### [MATERIAL PROVIDED]
____________________

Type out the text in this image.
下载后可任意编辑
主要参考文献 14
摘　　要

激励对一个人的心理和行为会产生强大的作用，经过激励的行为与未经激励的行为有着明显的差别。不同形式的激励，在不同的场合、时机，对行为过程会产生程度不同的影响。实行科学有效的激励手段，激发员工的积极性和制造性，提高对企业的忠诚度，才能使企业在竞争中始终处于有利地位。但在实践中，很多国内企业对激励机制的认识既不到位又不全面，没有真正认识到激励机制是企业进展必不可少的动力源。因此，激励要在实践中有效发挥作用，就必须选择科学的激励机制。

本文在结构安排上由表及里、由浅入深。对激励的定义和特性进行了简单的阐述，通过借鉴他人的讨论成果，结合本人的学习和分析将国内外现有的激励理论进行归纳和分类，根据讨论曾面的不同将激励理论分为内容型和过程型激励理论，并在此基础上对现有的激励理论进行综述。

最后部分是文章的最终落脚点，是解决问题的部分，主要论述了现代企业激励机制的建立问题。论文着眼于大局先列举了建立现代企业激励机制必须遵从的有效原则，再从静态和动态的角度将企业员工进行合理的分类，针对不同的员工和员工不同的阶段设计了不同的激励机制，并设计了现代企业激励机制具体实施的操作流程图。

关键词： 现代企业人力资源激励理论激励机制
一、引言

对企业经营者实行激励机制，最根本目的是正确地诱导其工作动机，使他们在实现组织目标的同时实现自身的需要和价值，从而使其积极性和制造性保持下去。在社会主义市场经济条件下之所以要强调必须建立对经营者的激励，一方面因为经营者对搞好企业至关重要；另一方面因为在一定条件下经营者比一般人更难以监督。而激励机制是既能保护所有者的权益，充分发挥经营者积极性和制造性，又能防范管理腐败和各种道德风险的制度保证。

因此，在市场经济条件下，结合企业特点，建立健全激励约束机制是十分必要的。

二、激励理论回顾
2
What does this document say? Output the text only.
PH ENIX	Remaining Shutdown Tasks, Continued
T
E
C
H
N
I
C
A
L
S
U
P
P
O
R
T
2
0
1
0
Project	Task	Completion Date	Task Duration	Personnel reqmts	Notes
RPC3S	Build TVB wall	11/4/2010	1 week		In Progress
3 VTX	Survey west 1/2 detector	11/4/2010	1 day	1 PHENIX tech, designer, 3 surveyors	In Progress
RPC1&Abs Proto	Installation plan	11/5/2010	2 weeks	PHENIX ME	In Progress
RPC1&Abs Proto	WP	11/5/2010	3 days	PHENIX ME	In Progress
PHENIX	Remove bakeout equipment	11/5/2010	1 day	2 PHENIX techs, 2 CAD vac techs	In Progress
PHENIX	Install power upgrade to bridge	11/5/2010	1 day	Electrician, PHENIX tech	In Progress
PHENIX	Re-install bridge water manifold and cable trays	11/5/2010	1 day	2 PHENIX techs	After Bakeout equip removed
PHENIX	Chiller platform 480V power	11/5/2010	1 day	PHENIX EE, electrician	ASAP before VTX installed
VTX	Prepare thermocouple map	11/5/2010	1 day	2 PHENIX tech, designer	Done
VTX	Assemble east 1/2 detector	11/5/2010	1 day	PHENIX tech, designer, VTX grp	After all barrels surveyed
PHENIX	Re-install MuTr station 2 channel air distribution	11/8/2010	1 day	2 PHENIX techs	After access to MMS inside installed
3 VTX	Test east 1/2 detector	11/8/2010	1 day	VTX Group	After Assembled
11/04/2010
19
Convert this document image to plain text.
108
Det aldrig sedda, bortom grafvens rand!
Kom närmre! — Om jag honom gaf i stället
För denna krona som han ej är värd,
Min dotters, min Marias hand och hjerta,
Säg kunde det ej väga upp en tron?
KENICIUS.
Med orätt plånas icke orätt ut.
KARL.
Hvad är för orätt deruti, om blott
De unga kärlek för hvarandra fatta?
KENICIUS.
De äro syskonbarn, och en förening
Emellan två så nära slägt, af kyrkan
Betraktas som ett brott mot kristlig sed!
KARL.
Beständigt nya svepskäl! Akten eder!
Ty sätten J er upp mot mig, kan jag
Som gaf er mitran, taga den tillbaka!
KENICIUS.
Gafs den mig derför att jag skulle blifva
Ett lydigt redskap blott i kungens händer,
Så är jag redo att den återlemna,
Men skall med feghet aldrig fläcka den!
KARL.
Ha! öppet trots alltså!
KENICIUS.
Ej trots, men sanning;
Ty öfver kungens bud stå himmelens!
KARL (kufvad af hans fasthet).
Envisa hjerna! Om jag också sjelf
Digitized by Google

____________________

### [GIVEN INSTRUCTION]
Take the line that contains "Convert this document image to plain text." and every line after it through the end of the listing above, and repeat them exactly.

### [SOLUTION]
Convert this document image to plain text.
108
Det aldrig sedda, bortom grafvens rand!
Kom närmre! — Om jag honom gaf i stället
För denna krona som han ej är värd,
Min dotters, min Marias hand och hjerta,
Säg kunde det ej väga upp en tron?
KENICIUS.
Med orätt plånas icke orätt ut.
KARL.
Hvad är för orätt deruti, om blott
De unga kärlek för hvarandra fatta?
KENICIUS.
De äro syskonbarn, och en förening
Emellan två så nära slägt, af kyrkan
Betraktas som ett brott mot kristlig sed!
KARL.
Beständigt nya svepskäl! Akten eder!
Ty sätten J er upp mot mig, kan jag
Som gaf er mitran, taga den tillbaka!
KENICIUS.
Gafs den mig derför att jag skulle blifva
Ett lydigt redskap blott i kungens händer,
Så är jag redo att den återlemna,
Men skall med feghet aldrig fläcka den!
KARL.
Ha! öppet trots alltså!
KENICIUS.
Ej trots, men sanning;
Ty öfver kungens bud stå himmelens!
KARL (kufvad af hans fasthet).
Envisa hjerna! Om jag också sjelf
Digitized by Google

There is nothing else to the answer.